(Dataset records on visual material)
[start]

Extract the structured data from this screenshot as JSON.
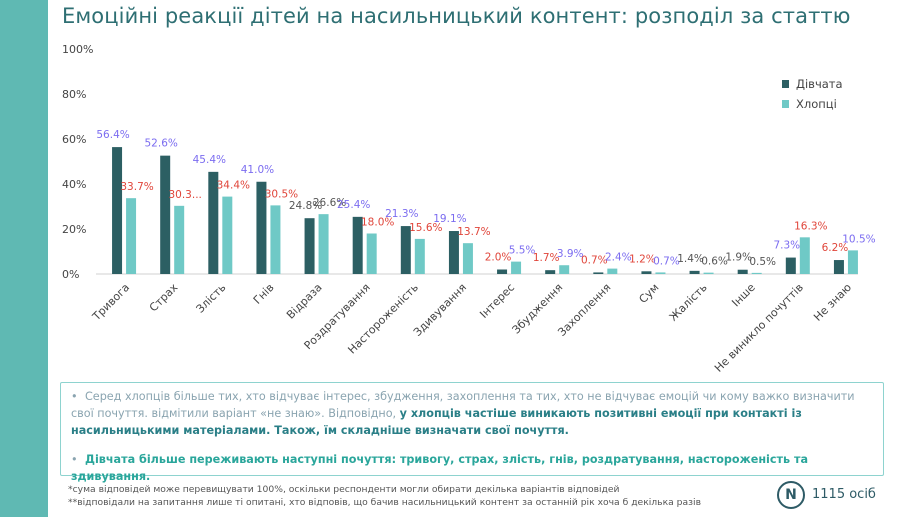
{
  "title": "Емоційні реакції дітей на насильницький контент: розподіл за статтю",
  "chart_data": {
    "type": "bar",
    "ylim": [
      0,
      100
    ],
    "y_ticks": [
      "0%",
      "20%",
      "40%",
      "60%",
      "80%",
      "100%"
    ],
    "y_tick_values": [
      0,
      20,
      40,
      60,
      80,
      100
    ],
    "grid": false,
    "legend_position": "top-right",
    "categories": [
      "Тривога",
      "Страх",
      "Злість",
      "Гнів",
      "Відраза",
      "Роздратування",
      "Настороженість",
      "Здивування",
      "Інтерес",
      "Збудження",
      "Захоплення",
      "Сум",
      "Жалість",
      "Інше",
      "Не виникло почуттів",
      "Не знаю"
    ],
    "series": [
      {
        "name": "Дівчата",
        "color": "#2c5f63",
        "values": [
          56.4,
          52.6,
          45.4,
          41.0,
          24.8,
          25.4,
          21.3,
          19.1,
          2.0,
          1.7,
          0.7,
          1.2,
          1.4,
          1.9,
          7.3,
          6.2
        ],
        "labels": [
          "56.4%",
          "52.6%",
          "45.4%",
          "41.0%",
          "24.8%",
          "25.4%",
          "21.3%",
          "19.1%",
          "2.0%",
          "1.7%",
          "0.7%",
          "1.2%",
          "1.4%",
          "1.9%",
          "7.3%",
          "6.2%"
        ],
        "label_colors": [
          "#7b6cf0",
          "#7b6cf0",
          "#7b6cf0",
          "#7b6cf0",
          "#555555",
          "#7b6cf0",
          "#7b6cf0",
          "#7b6cf0",
          "#e0453a",
          "#e0453a",
          "#e0453a",
          "#e0453a",
          "#555555",
          "#555555",
          "#7b6cf0",
          "#e0453a"
        ]
      },
      {
        "name": "Хлопці",
        "color": "#6fc9c6",
        "values": [
          33.7,
          30.3,
          34.4,
          30.5,
          26.6,
          18.0,
          15.6,
          13.7,
          5.5,
          3.9,
          2.4,
          0.7,
          0.6,
          0.5,
          16.3,
          10.5
        ],
        "labels": [
          "33.7%",
          "30.3...",
          "34.4%",
          "30.5%",
          "26.6%",
          "18.0%",
          "15.6%",
          "13.7%",
          "5.5%",
          "3.9%",
          "2.4%",
          "0.7%",
          "0.6%",
          "0.5%",
          "16.3%",
          "10.5%"
        ],
        "label_colors": [
          "#e0453a",
          "#e0453a",
          "#e0453a",
          "#e0453a",
          "#555555",
          "#e0453a",
          "#e0453a",
          "#e0453a",
          "#7b6cf0",
          "#7b6cf0",
          "#7b6cf0",
          "#7b6cf0",
          "#555555",
          "#555555",
          "#e0453a",
          "#7b6cf0"
        ]
      }
    ]
  },
  "notes": {
    "bullet_marker": "•",
    "bullet1_text": "Серед хлопців більше тих, хто відчуває інтерес, збудження, захоплення та тих, хто не відчуває емоцій чи кому важко визначити свої почуття. відмітили варіант «не знаю». Відповідно, ",
    "bullet1_highlight": "у хлопців частіше виникають позитивні емоції при контакті із насильницькими матеріалами. Також, їм складніше визначати свої почуття.",
    "bullet2_text": "Дівчата більше переживають наступні почуття: тривогу, страх, злість, гнів, роздратування, настороженість та здивування."
  },
  "footnotes": {
    "f1": "*сума відповідей може перевищувати 100%, оскільки респонденти могли обирати декілька варіантів відповідей",
    "f2": "**відповідали на запитання лише ті опитані, хто відповів, що бачив насильницький контент за останній рік хоча б декілька разів"
  },
  "sample": {
    "badge": "N",
    "text": "1115 осіб"
  }
}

[end]

Directive
Without including the pictures, return each record above exactly as it stands.

Exercise answer
Extract the structured data from this screenshot as JSON.
{
  "title": "Емоційні реакції дітей на насильницький контент: розподіл за статтю",
  "chart_data": {
    "type": "bar",
    "ylim": [
      0,
      100
    ],
    "y_ticks": [
      "0%",
      "20%",
      "40%",
      "60%",
      "80%",
      "100%"
    ],
    "y_tick_values": [
      0,
      20,
      40,
      60,
      80,
      100
    ],
    "grid": false,
    "legend_position": "top-right",
    "categories": [
      "Тривога",
      "Страх",
      "Злість",
      "Гнів",
      "Відраза",
      "Роздратування",
      "Настороженість",
      "Здивування",
      "Інтерес",
      "Збудження",
      "Захоплення",
      "Сум",
      "Жалість",
      "Інше",
      "Не виникло почуттів",
      "Не знаю"
    ],
    "series": [
      {
        "name": "Дівчата",
        "color": "#2c5f63",
        "values": [
          56.4,
          52.6,
          45.4,
          41.0,
          24.8,
          25.4,
          21.3,
          19.1,
          2.0,
          1.7,
          0.7,
          1.2,
          1.4,
          1.9,
          7.3,
          6.2
        ],
        "labels": [
          "56.4%",
          "52.6%",
          "45.4%",
          "41.0%",
          "24.8%",
          "25.4%",
          "21.3%",
          "19.1%",
          "2.0%",
          "1.7%",
          "0.7%",
          "1.2%",
          "1.4%",
          "1.9%",
          "7.3%",
          "6.2%"
        ],
        "label_colors": [
          "#7b6cf0",
          "#7b6cf0",
          "#7b6cf0",
          "#7b6cf0",
          "#555555",
          "#7b6cf0",
          "#7b6cf0",
          "#7b6cf0",
          "#e0453a",
          "#e0453a",
          "#e0453a",
          "#e0453a",
          "#555555",
          "#555555",
          "#7b6cf0",
          "#e0453a"
        ]
      },
      {
        "name": "Хлопці",
        "color": "#6fc9c6",
        "values": [
          33.7,
          30.3,
          34.4,
          30.5,
          26.6,
          18.0,
          15.6,
          13.7,
          5.5,
          3.9,
          2.4,
          0.7,
          0.6,
          0.5,
          16.3,
          10.5
        ],
        "labels": [
          "33.7%",
          "30.3...",
          "34.4%",
          "30.5%",
          "26.6%",
          "18.0%",
          "15.6%",
          "13.7%",
          "5.5%",
          "3.9%",
          "2.4%",
          "0.7%",
          "0.6%",
          "0.5%",
          "16.3%",
          "10.5%"
        ],
        "label_colors": [
          "#e0453a",
          "#e0453a",
          "#e0453a",
          "#e0453a",
          "#555555",
          "#e0453a",
          "#e0453a",
          "#e0453a",
          "#7b6cf0",
          "#7b6cf0",
          "#7b6cf0",
          "#7b6cf0",
          "#555555",
          "#555555",
          "#e0453a",
          "#7b6cf0"
        ]
      }
    ]
  },
  "notes": {
    "bullet_marker": "•",
    "bullet1_text": "Серед хлопців більше тих, хто відчуває інтерес, збудження, захоплення та тих, хто не відчуває емоцій чи кому важко визначити свої почуття. відмітили варіант «не знаю». Відповідно, ",
    "bullet1_highlight": "у хлопців частіше виникають позитивні емоції при контакті із насильницькими матеріалами. Також, їм складніше визначати свої почуття.",
    "bullet2_text": "Дівчата більше переживають наступні почуття: тривогу, страх, злість, гнів, роздратування, настороженість та здивування."
  },
  "footnotes": {
    "f1": "*сума відповідей може перевищувати 100%, оскільки респонденти могли обирати декілька варіантів відповідей",
    "f2": "**відповідали на запитання лише ті опитані, хто відповів, що бачив насильницький контент за останній рік хоча б декілька разів"
  },
  "sample": {
    "badge": "N",
    "text": "1115 осіб"
  }
}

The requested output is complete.